Task to complete
Your answer must consist solely of the number of lines that contain the word "fittings".

Material shown

-------------------------

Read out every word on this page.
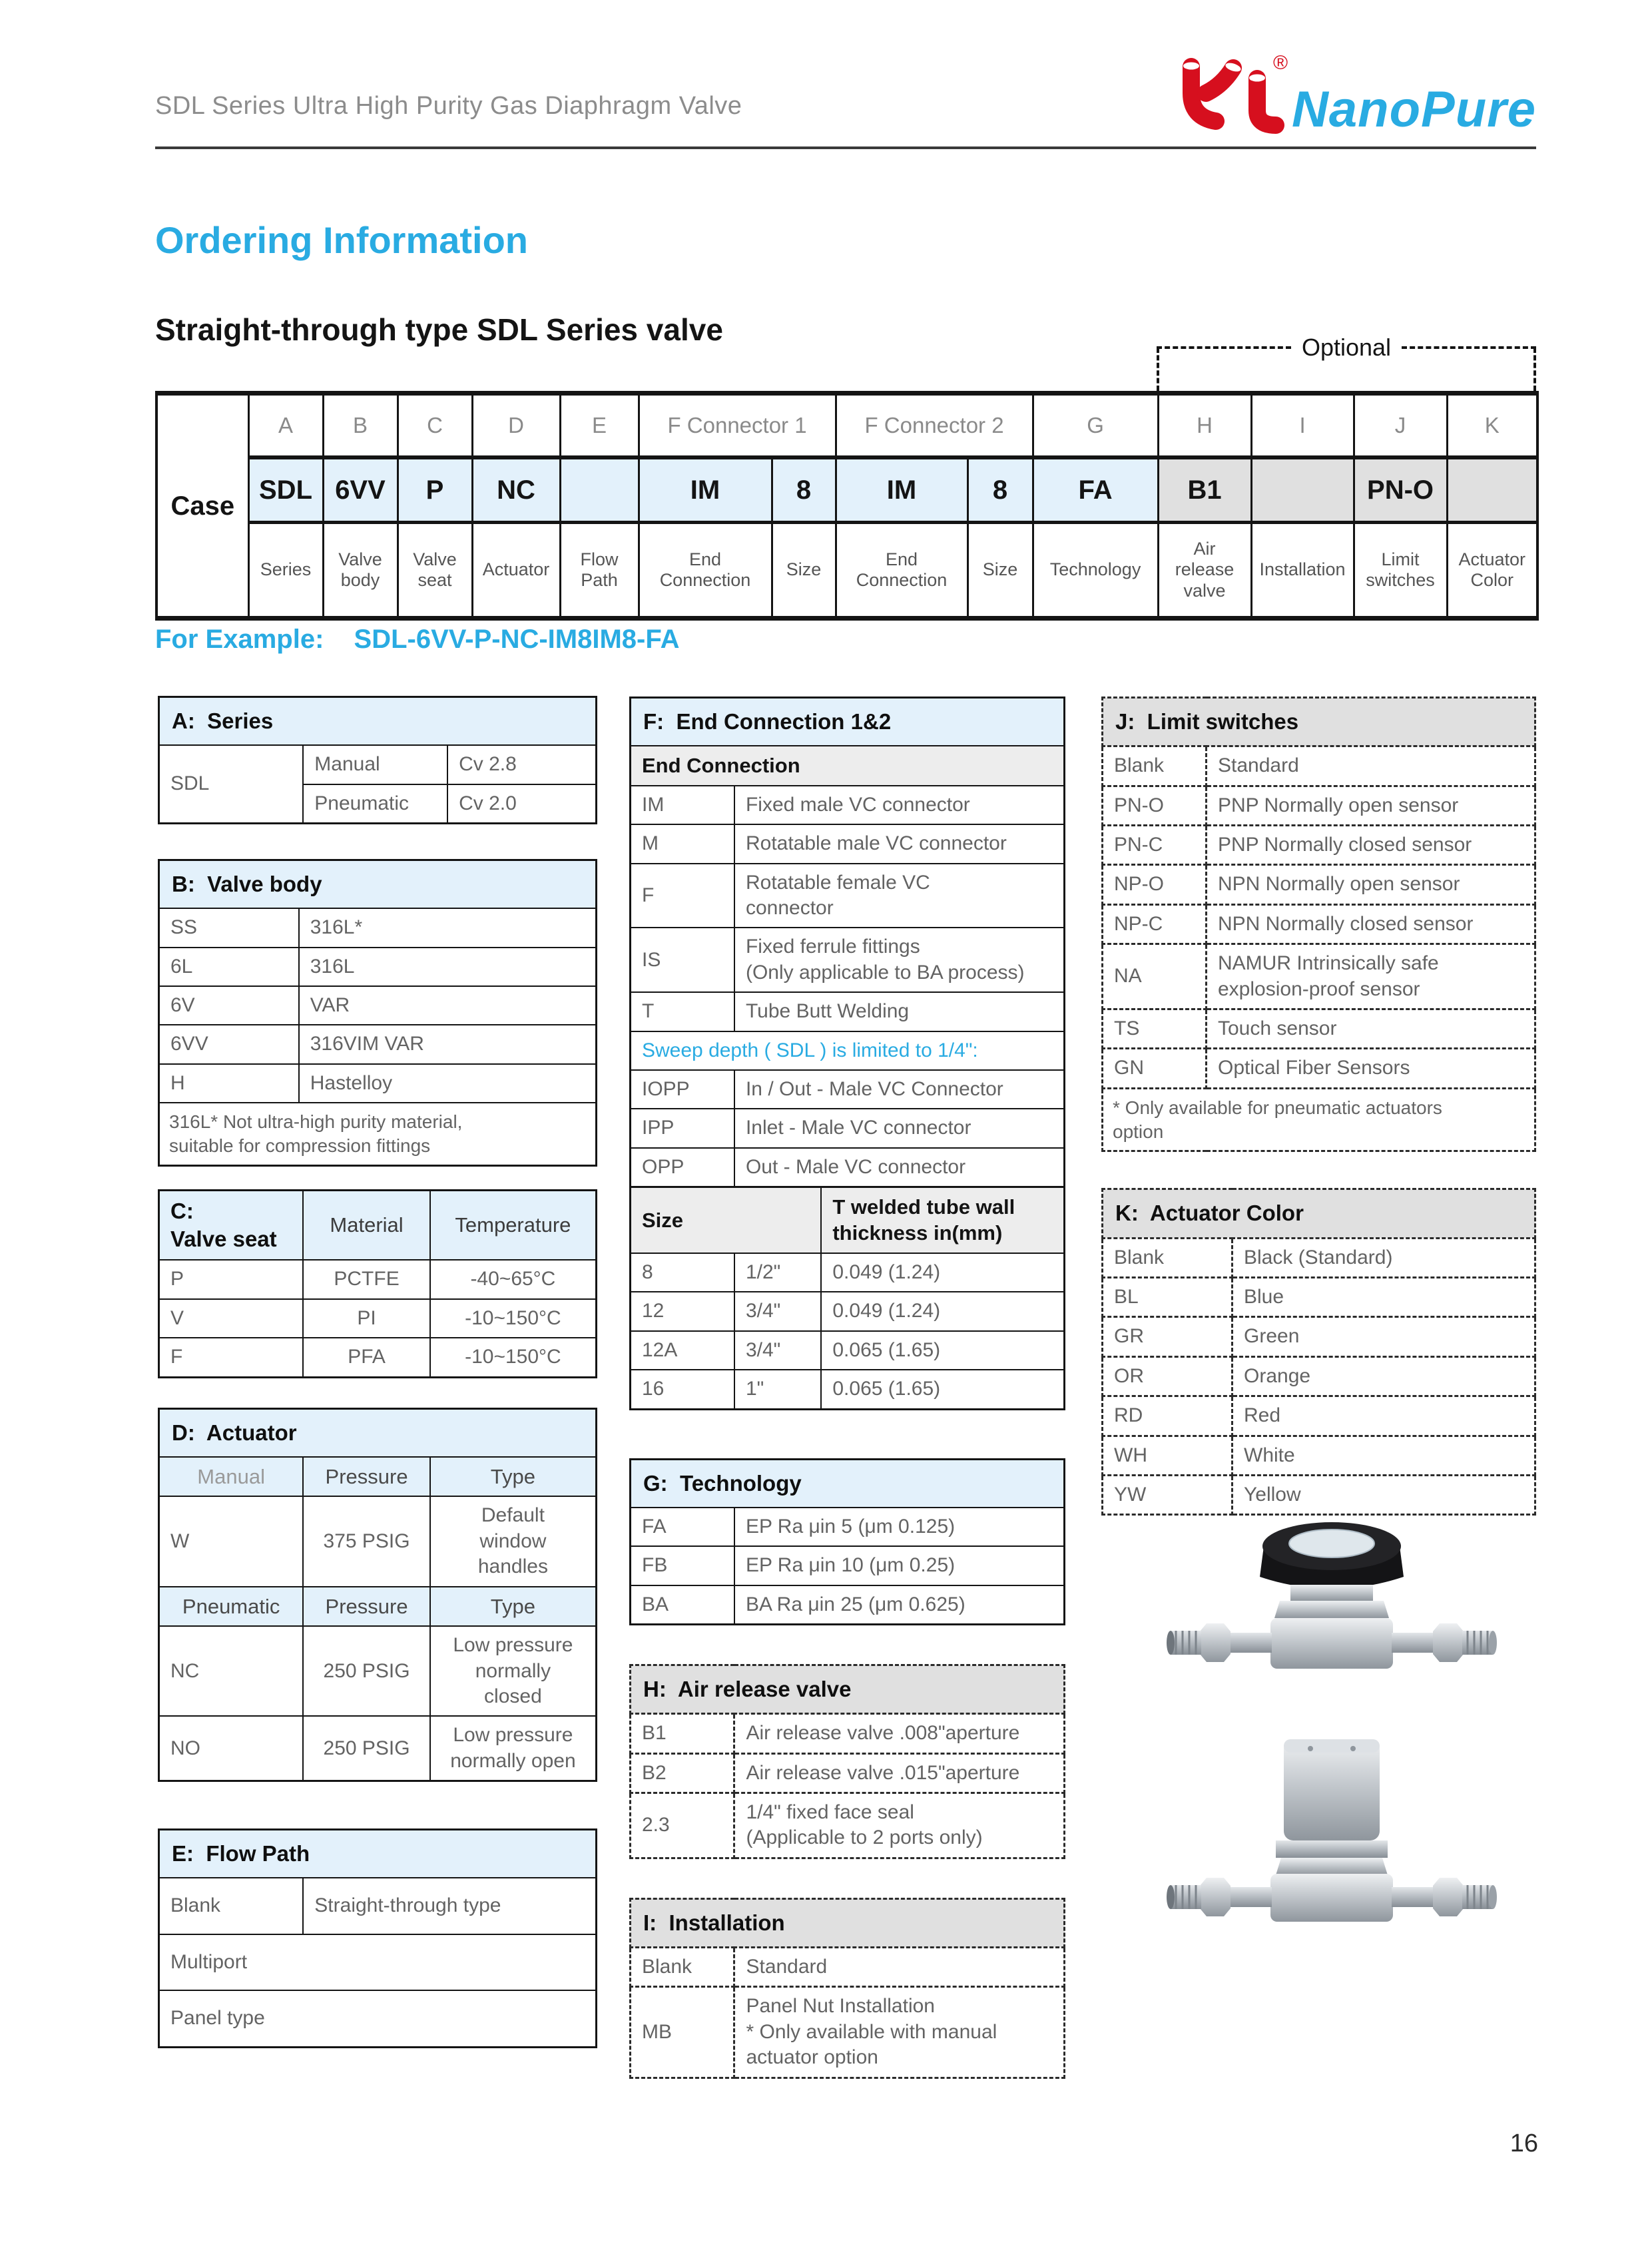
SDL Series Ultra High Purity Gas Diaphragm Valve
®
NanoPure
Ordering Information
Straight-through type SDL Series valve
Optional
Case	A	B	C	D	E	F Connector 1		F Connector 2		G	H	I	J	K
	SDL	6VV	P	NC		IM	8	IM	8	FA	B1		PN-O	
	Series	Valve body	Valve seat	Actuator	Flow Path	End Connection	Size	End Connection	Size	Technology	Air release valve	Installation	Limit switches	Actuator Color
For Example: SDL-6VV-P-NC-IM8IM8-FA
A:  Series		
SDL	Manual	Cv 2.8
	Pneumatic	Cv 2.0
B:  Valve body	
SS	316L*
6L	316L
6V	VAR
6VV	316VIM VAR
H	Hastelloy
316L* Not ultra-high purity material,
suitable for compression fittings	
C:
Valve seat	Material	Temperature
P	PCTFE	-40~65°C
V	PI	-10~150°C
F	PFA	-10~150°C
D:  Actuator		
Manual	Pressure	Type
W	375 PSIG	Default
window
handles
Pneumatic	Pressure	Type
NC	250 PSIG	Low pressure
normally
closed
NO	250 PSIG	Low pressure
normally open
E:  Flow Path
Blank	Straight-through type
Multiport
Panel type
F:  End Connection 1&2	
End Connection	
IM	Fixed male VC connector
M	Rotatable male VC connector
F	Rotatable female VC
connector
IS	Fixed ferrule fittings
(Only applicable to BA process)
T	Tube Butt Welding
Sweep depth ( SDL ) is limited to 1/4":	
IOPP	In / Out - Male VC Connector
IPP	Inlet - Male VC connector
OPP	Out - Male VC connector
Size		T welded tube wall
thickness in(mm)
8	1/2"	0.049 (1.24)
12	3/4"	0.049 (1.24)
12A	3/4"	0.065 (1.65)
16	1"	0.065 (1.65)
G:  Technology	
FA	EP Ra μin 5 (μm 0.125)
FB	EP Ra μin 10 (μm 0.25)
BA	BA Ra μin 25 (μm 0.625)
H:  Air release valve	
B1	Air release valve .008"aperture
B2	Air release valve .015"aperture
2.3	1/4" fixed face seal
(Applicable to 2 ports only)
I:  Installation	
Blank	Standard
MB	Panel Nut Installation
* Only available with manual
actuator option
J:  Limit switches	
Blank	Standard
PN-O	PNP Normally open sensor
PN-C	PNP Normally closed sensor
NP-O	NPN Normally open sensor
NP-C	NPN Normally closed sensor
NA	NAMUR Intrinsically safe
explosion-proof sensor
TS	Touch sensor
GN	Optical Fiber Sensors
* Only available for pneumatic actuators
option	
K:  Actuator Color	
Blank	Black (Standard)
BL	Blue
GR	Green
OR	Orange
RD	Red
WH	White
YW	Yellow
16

-------------------------

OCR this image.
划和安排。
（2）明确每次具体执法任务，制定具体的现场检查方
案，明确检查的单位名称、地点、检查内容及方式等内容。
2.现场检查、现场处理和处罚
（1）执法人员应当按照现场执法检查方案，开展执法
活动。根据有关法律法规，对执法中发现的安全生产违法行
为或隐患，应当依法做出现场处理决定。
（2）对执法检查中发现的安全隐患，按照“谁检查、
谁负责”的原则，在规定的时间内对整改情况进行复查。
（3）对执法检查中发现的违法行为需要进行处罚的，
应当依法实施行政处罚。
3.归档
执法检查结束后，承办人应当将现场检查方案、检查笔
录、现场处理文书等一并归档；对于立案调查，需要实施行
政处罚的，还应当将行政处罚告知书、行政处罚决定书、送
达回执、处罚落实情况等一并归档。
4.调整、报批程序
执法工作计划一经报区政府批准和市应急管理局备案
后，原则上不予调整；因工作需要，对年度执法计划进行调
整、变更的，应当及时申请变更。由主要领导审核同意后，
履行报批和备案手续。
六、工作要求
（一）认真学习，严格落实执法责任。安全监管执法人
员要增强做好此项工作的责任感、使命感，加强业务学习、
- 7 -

-------------------------

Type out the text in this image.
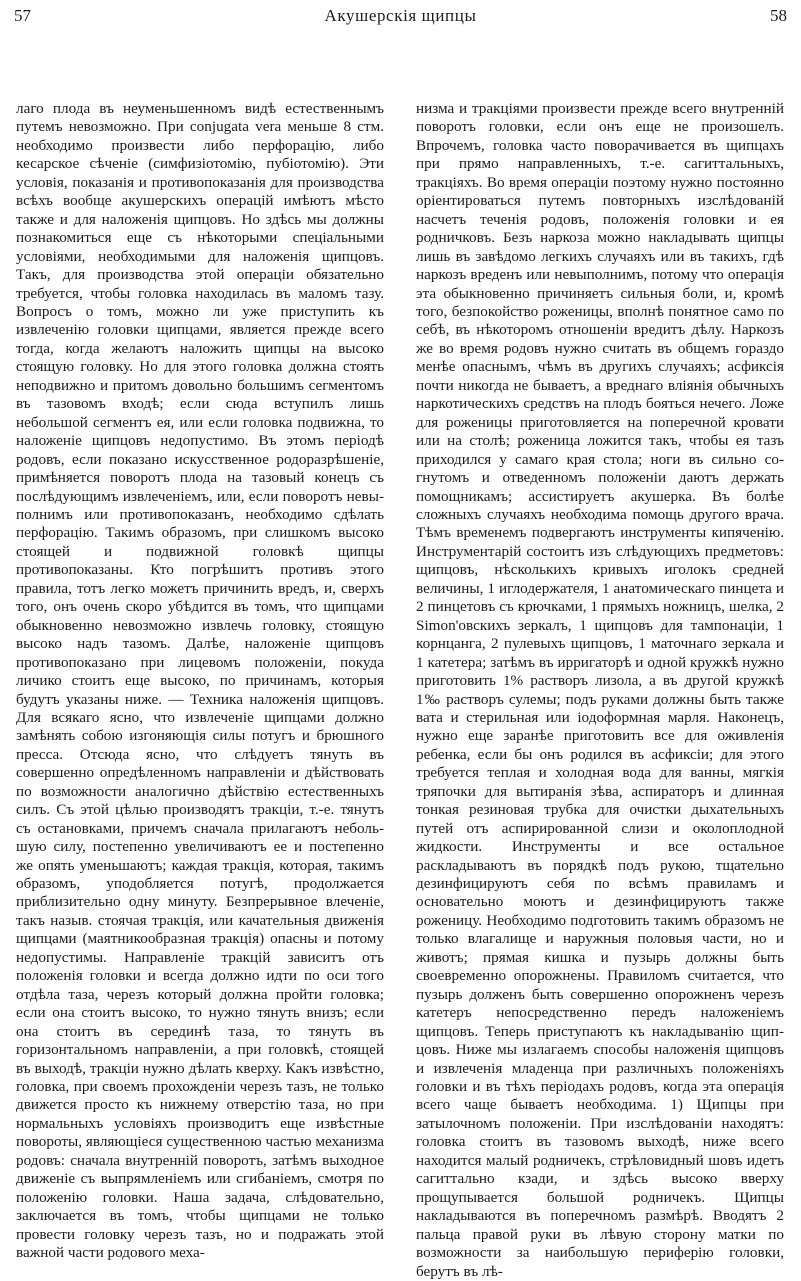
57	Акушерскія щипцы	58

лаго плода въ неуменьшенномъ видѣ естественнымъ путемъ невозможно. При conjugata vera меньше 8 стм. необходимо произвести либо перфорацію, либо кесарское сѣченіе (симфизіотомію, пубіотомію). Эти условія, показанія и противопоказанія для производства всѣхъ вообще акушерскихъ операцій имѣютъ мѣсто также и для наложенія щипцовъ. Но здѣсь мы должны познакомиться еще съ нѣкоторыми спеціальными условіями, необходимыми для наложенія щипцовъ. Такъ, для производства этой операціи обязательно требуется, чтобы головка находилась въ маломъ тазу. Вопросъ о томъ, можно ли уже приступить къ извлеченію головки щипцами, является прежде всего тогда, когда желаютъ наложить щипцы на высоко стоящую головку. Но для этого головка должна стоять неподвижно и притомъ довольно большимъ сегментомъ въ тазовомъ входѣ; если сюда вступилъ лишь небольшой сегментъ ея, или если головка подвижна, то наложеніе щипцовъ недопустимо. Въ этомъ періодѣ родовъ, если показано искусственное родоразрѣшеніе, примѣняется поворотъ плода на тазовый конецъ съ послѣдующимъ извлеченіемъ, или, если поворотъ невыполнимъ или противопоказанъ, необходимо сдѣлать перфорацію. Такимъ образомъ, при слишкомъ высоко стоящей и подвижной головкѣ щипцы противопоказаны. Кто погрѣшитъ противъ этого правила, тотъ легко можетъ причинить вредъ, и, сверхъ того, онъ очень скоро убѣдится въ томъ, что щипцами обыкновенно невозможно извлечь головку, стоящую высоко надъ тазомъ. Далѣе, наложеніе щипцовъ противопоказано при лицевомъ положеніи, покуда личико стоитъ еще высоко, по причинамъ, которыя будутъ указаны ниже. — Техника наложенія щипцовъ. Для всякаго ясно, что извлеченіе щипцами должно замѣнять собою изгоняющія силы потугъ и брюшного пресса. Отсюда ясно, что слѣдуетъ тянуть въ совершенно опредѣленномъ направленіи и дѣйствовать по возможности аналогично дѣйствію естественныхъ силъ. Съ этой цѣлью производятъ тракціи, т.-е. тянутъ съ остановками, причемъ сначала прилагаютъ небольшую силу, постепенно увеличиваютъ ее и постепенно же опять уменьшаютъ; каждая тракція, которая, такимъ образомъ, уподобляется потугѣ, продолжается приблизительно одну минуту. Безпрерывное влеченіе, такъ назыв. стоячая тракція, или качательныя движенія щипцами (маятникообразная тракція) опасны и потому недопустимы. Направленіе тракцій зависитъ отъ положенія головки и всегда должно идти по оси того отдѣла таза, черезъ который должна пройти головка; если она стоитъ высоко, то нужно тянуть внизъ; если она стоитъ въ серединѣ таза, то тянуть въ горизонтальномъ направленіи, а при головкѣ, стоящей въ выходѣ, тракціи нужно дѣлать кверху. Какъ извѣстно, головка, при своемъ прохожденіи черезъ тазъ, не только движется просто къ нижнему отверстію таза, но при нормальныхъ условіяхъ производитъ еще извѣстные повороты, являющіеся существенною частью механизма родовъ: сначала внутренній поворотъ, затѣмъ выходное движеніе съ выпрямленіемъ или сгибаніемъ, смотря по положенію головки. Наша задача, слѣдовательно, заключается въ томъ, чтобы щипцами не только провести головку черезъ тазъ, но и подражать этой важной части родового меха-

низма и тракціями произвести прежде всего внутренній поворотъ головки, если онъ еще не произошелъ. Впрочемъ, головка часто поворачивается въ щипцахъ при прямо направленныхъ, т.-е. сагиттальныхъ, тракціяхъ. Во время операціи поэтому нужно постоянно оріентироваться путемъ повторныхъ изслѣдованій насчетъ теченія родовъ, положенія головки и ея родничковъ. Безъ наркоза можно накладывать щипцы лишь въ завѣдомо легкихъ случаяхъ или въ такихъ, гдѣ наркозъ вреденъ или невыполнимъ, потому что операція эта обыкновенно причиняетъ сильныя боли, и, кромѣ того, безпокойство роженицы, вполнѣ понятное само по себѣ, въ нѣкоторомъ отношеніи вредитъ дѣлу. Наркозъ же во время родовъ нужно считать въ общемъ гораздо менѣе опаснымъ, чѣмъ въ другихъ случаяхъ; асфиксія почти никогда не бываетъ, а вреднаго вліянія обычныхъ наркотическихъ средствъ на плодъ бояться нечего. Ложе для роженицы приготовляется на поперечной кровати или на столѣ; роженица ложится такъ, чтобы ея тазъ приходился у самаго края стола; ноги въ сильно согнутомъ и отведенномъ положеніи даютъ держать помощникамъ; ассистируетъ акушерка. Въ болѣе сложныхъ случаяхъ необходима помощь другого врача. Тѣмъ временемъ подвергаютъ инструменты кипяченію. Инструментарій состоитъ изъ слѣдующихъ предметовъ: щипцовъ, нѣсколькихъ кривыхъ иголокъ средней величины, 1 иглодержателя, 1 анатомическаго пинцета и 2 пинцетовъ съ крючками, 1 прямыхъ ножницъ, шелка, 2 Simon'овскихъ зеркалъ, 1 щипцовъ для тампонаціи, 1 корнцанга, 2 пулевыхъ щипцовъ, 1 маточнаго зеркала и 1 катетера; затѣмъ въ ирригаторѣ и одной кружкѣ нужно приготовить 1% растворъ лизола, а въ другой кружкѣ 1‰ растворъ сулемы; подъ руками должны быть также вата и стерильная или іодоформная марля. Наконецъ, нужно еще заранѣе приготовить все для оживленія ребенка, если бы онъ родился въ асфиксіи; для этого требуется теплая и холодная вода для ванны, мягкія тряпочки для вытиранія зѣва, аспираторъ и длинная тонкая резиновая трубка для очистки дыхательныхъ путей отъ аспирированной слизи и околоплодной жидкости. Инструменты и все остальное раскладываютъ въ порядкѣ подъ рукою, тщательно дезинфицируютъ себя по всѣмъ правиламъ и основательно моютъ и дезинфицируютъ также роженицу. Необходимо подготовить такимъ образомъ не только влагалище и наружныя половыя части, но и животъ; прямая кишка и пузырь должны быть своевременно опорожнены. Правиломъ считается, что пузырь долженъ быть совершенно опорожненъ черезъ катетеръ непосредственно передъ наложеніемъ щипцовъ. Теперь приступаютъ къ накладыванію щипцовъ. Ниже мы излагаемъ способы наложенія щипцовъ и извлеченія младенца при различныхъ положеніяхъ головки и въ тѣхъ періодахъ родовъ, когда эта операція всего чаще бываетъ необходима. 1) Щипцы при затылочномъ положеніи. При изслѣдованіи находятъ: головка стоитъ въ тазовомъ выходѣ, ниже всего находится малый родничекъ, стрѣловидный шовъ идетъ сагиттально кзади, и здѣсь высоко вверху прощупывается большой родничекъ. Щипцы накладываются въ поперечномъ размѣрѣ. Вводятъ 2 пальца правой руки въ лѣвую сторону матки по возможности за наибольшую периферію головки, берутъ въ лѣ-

-------------------------

Result below
2